**The data:**

+ + + +

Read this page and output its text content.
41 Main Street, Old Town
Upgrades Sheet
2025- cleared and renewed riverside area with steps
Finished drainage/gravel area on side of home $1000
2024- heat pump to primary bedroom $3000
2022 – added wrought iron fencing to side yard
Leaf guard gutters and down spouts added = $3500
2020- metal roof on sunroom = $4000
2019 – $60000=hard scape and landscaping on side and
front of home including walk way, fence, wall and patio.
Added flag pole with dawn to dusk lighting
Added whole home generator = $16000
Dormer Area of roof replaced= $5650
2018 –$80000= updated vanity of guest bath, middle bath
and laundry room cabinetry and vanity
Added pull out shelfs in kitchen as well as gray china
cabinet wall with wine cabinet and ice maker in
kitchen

+ + + +

**Aim:** Reproduce the records above exactly as they appear.

**Answer to the exercise:**
Read this page and output its text content.
41 Main Street, Old Town
Upgrades Sheet
2025- cleared and renewed riverside area with steps
Finished drainage/gravel area on side of home $1000
2024- heat pump to primary bedroom $3000
2022 – added wrought iron fencing to side yard
Leaf guard gutters and down spouts added = $3500
2020- metal roof on sunroom = $4000
2019 – $60000=hard scape and landscaping on side and
front of home including walk way, fence, wall and patio.
Added flag pole with dawn to dusk lighting
Added whole home generator = $16000
Dormer Area of roof replaced= $5650
2018 –$80000= updated vanity of guest bath, middle bath
and laundry room cabinetry and vanity
Added pull out shelfs in kitchen as well as gray china
cabinet wall with wine cabinet and ice maker in
kitchen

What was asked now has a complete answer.